Tally the lines holding the word "color" and state the count by itself.

* START RECORDS SHOWN *

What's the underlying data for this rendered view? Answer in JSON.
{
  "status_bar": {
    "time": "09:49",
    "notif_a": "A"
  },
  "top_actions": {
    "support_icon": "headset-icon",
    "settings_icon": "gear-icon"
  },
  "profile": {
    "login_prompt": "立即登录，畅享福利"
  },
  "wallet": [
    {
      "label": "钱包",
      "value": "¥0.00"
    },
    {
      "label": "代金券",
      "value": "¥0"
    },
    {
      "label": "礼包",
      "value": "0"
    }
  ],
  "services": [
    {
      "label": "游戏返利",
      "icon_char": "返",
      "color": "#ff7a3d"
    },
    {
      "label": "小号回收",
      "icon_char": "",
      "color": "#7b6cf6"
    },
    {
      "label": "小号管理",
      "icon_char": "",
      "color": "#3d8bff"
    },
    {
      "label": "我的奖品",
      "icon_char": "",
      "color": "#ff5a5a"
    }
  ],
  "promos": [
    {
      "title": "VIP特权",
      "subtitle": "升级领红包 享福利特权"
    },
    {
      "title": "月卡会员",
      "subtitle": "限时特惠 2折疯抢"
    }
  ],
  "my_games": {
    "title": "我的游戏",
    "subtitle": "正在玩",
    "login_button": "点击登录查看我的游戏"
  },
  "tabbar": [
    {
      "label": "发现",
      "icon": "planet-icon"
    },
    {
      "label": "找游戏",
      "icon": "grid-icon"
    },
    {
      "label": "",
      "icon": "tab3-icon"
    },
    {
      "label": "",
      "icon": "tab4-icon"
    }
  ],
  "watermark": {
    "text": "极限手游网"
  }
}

* END RECORDS SHOWN *

_RESULT OF THE EXERCISE_.
4